• SUPPLIED MATERIAL:
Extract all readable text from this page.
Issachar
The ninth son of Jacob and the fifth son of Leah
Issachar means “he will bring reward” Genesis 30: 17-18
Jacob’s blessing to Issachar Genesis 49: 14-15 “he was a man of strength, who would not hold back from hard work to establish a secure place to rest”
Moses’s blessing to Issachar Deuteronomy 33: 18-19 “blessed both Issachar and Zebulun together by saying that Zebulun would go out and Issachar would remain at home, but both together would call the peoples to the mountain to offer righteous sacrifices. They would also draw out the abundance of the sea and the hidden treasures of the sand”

• WHAT YOU WILL DO:
Copy out the records in full, matching every line character for character.

• RESPONSE BELOW:
Extract all readable text from this page.
Issachar
The ninth son of Jacob and the fifth son of Leah
Issachar means “he will bring reward” Genesis 30: 17-18
Jacob’s blessing to Issachar Genesis 49: 14-15 “he was a man of strength, who would not hold back from hard work to establish a secure place to rest”
Moses’s blessing to Issachar Deuteronomy 33: 18-19 “blessed both Issachar and Zebulun together by saying that Zebulun would go out and Issachar would remain at home, but both together would call the peoples to the mountain to offer righteous sacrifices. They would also draw out the abundance of the sea and the hidden treasures of the sand”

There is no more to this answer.